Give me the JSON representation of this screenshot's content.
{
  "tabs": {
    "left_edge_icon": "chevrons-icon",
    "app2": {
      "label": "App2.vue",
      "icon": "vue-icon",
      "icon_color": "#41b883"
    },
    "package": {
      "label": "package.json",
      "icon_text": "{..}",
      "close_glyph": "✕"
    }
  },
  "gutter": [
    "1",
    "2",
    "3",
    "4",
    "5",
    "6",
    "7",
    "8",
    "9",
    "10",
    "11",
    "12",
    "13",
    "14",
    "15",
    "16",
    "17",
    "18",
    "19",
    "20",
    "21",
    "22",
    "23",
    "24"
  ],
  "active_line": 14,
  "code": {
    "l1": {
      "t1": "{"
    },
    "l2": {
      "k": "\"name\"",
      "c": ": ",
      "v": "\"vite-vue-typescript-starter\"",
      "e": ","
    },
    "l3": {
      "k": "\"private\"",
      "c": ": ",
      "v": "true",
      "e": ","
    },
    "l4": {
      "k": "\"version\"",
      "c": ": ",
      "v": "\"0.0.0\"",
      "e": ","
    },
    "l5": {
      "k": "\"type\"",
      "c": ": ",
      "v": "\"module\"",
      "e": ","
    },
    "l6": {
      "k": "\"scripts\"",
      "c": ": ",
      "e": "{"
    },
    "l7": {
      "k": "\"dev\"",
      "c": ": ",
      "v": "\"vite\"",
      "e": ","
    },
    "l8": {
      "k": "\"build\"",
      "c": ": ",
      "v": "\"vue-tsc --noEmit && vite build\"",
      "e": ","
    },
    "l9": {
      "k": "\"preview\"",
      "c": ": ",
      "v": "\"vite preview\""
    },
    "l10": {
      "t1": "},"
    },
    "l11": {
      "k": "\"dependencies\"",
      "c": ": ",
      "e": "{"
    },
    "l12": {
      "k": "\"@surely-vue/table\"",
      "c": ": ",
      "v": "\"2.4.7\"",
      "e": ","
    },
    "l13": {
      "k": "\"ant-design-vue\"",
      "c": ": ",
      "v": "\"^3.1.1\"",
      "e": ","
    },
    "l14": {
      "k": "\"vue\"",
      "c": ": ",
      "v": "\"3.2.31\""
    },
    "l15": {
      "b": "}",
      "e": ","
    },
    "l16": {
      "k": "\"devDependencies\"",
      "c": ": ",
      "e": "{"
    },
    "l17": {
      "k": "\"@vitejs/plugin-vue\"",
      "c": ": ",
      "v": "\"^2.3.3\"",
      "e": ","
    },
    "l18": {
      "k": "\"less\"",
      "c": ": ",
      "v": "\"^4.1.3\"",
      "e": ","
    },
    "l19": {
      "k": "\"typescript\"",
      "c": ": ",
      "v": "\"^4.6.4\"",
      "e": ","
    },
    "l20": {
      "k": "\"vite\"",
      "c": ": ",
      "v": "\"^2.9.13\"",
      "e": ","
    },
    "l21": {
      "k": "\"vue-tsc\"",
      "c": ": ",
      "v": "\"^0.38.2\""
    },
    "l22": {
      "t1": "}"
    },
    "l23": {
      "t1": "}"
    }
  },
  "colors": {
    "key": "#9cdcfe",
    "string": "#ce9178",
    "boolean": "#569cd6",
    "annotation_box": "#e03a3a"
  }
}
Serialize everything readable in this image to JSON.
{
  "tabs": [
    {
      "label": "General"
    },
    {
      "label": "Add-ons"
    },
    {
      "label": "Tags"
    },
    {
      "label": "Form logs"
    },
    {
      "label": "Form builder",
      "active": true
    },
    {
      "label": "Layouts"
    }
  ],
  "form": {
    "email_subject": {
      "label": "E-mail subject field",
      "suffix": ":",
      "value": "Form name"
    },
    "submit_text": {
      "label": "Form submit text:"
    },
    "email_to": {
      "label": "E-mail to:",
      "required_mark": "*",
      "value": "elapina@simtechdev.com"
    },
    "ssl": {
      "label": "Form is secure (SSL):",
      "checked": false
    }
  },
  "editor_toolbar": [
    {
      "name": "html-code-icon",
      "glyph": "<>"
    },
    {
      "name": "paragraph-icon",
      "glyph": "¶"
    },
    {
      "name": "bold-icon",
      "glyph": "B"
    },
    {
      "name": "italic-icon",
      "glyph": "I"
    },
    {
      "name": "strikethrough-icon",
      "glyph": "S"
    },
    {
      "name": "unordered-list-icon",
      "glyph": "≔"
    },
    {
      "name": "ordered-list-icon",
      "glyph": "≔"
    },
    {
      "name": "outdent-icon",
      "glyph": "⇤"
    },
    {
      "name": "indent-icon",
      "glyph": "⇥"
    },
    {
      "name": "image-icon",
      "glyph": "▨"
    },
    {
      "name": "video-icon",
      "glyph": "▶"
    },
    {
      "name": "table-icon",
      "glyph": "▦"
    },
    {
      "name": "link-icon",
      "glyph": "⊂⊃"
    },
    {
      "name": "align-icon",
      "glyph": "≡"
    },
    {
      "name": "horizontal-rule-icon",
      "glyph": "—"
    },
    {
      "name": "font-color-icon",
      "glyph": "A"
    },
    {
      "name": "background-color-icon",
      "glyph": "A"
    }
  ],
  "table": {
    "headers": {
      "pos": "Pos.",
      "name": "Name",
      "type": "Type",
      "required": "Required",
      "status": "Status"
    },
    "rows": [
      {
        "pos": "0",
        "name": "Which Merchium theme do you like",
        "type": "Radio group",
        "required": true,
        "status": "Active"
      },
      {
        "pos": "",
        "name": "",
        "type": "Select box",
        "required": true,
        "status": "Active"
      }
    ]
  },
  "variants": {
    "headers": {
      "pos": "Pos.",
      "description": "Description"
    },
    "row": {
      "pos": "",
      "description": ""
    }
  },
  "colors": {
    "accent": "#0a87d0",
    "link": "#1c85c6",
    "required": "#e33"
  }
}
===
## Problem
Say, as a bare number, how many lines in the entries above include the string "this".

## Final result
2